# Stated goal:
Below is a block of records; return all of them exactly, but without the images.

# Task inputs:
_ _ _ _

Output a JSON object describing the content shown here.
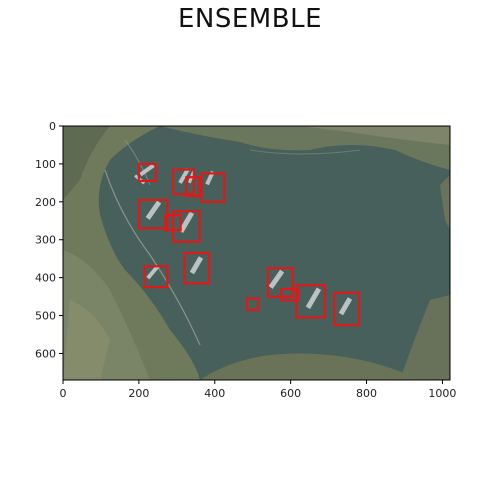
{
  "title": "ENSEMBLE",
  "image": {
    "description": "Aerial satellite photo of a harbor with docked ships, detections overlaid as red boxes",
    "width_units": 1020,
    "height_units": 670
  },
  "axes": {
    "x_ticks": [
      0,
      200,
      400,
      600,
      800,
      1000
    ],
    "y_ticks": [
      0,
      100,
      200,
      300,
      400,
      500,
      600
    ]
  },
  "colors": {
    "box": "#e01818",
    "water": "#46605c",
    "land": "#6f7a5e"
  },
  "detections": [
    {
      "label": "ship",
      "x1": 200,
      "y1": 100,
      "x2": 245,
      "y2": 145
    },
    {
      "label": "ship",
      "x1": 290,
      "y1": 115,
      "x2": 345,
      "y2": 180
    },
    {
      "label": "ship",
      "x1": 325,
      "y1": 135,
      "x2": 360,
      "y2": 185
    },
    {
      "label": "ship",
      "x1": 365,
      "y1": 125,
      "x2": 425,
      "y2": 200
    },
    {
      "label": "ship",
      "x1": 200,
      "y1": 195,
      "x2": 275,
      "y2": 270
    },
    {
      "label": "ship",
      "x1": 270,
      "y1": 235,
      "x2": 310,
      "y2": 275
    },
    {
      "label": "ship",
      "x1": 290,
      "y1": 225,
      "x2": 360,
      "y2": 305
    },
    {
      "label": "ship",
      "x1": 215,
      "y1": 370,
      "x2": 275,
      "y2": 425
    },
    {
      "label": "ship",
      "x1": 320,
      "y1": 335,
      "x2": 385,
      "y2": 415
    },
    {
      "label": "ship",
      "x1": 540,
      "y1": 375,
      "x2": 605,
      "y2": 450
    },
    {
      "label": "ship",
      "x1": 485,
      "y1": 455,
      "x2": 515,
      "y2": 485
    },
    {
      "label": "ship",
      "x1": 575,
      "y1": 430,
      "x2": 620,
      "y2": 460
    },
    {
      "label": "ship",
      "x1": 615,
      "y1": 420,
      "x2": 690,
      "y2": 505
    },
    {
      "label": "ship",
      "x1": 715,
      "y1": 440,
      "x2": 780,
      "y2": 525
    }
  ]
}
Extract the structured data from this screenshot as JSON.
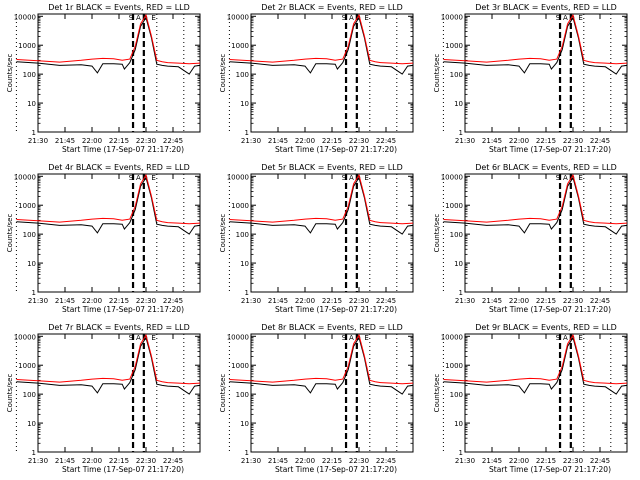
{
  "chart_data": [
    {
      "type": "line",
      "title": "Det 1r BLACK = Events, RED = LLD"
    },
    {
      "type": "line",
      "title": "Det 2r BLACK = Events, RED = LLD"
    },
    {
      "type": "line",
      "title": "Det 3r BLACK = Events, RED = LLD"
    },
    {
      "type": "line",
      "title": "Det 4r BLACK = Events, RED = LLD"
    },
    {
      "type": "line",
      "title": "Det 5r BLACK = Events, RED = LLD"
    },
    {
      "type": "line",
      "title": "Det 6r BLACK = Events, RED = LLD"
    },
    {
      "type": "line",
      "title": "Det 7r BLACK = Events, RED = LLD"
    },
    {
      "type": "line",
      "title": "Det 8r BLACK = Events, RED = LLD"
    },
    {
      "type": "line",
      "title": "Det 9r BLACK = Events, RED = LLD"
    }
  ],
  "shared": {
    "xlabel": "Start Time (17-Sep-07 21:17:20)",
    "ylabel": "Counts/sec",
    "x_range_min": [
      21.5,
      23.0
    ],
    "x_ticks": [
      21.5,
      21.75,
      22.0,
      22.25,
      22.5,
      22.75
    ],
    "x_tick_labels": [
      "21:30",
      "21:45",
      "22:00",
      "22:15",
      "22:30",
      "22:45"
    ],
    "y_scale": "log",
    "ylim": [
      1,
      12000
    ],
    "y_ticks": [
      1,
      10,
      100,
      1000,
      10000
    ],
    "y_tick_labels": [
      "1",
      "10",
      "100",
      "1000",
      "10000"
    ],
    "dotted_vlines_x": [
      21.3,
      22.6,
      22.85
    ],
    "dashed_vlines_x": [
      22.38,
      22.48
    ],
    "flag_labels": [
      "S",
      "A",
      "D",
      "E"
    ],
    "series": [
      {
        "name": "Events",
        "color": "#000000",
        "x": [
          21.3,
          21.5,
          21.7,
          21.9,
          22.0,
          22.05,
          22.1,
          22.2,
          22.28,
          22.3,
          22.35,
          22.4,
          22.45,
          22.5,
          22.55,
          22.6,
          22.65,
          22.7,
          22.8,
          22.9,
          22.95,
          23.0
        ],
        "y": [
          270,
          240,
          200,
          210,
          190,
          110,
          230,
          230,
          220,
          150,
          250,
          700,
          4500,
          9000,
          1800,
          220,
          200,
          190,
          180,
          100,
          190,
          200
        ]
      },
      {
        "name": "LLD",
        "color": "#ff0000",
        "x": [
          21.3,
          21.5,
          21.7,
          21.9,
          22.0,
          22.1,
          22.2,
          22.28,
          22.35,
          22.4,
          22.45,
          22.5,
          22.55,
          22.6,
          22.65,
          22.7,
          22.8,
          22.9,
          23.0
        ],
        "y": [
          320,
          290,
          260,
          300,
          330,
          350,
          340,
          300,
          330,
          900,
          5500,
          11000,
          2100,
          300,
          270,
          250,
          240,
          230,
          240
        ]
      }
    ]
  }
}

_ _ _ _

# Full output:
Output a JSON object describing the content shown here.
{
  "title": "ENSEMBLE",
  "image": {
    "description": "Aerial satellite photo of a harbor with docked ships, detections overlaid as red boxes",
    "width_units": 1020,
    "height_units": 670
  },
  "axes": {
    "x_ticks": [
      0,
      200,
      400,
      600,
      800,
      1000
    ],
    "y_ticks": [
      0,
      100,
      200,
      300,
      400,
      500,
      600
    ]
  },
  "colors": {
    "box": "#e01818",
    "water": "#46605c",
    "land": "#6f7a5e"
  },
  "detections": [
    {
      "label": "ship",
      "x1": 200,
      "y1": 100,
      "x2": 245,
      "y2": 145
    },
    {
      "label": "ship",
      "x1": 290,
      "y1": 115,
      "x2": 345,
      "y2": 180
    },
    {
      "label": "ship",
      "x1": 325,
      "y1": 135,
      "x2": 360,
      "y2": 185
    },
    {
      "label": "ship",
      "x1": 365,
      "y1": 125,
      "x2": 425,
      "y2": 200
    },
    {
      "label": "ship",
      "x1": 200,
      "y1": 195,
      "x2": 275,
      "y2": 270
    },
    {
      "label": "ship",
      "x1": 270,
      "y1": 235,
      "x2": 310,
      "y2": 275
    },
    {
      "label": "ship",
      "x1": 290,
      "y1": 225,
      "x2": 360,
      "y2": 305
    },
    {
      "label": "ship",
      "x1": 215,
      "y1": 370,
      "x2": 275,
      "y2": 425
    },
    {
      "label": "ship",
      "x1": 320,
      "y1": 335,
      "x2": 385,
      "y2": 415
    },
    {
      "label": "ship",
      "x1": 540,
      "y1": 375,
      "x2": 605,
      "y2": 450
    },
    {
      "label": "ship",
      "x1": 485,
      "y1": 455,
      "x2": 515,
      "y2": 485
    },
    {
      "label": "ship",
      "x1": 575,
      "y1": 430,
      "x2": 620,
      "y2": 460
    },
    {
      "label": "ship",
      "x1": 615,
      "y1": 420,
      "x2": 690,
      "y2": 505
    },
    {
      "label": "ship",
      "x1": 715,
      "y1": 440,
      "x2": 780,
      "y2": 525
    }
  ]
}
Extract the structured data from this screenshot as JSON.
{
  "chart_data": [
    {
      "type": "line",
      "title": "Det 1r BLACK = Events, RED = LLD"
    },
    {
      "type": "line",
      "title": "Det 2r BLACK = Events, RED = LLD"
    },
    {
      "type": "line",
      "title": "Det 3r BLACK = Events, RED = LLD"
    },
    {
      "type": "line",
      "title": "Det 4r BLACK = Events, RED = LLD"
    },
    {
      "type": "line",
      "title": "Det 5r BLACK = Events, RED = LLD"
    },
    {
      "type": "line",
      "title": "Det 6r BLACK = Events, RED = LLD"
    },
    {
      "type": "line",
      "title": "Det 7r BLACK = Events, RED = LLD"
    },
    {
      "type": "line",
      "title": "Det 8r BLACK = Events, RED = LLD"
    },
    {
      "type": "line",
      "title": "Det 9r BLACK = Events, RED = LLD"
    }
  ],
  "shared": {
    "xlabel": "Start Time (17-Sep-07 21:17:20)",
    "ylabel": "Counts/sec",
    "x_range_min": [
      21.5,
      23.0
    ],
    "x_ticks": [
      21.5,
      21.75,
      22.0,
      22.25,
      22.5,
      22.75
    ],
    "x_tick_labels": [
      "21:30",
      "21:45",
      "22:00",
      "22:15",
      "22:30",
      "22:45"
    ],
    "y_scale": "log",
    "ylim": [
      1,
      12000
    ],
    "y_ticks": [
      1,
      10,
      100,
      1000,
      10000
    ],
    "y_tick_labels": [
      "1",
      "10",
      "100",
      "1000",
      "10000"
    ],
    "dotted_vlines_x": [
      21.3,
      22.6,
      22.85
    ],
    "dashed_vlines_x": [
      22.38,
      22.48
    ],
    "flag_labels": [
      "S",
      "A",
      "D",
      "E"
    ],
    "series": [
      {
        "name": "Events",
        "color": "#000000",
        "x": [
          21.3,
          21.5,
          21.7,
          21.9,
          22.0,
          22.05,
          22.1,
          22.2,
          22.28,
          22.3,
          22.35,
          22.4,
          22.45,
          22.5,
          22.55,
          22.6,
          22.65,
          22.7,
          22.8,
          22.9,
          22.95,
          23.0
        ],
        "y": [
          270,
          240,
          200,
          210,
          190,
          110,
          230,
          230,
          220,
          150,
          250,
          700,
          4500,
          9000,
          1800,
          220,
          200,
          190,
          180,
          100,
          190,
          200
        ]
      },
      {
        "name": "LLD",
        "color": "#ff0000",
        "x": [
          21.3,
          21.5,
          21.7,
          21.9,
          22.0,
          22.1,
          22.2,
          22.28,
          22.35,
          22.4,
          22.45,
          22.5,
          22.55,
          22.6,
          22.65,
          22.7,
          22.8,
          22.9,
          23.0
        ],
        "y": [
          320,
          290,
          260,
          300,
          330,
          350,
          340,
          300,
          330,
          900,
          5500,
          11000,
          2100,
          300,
          270,
          250,
          240,
          230,
          240
        ]
      }
    ]
  }
}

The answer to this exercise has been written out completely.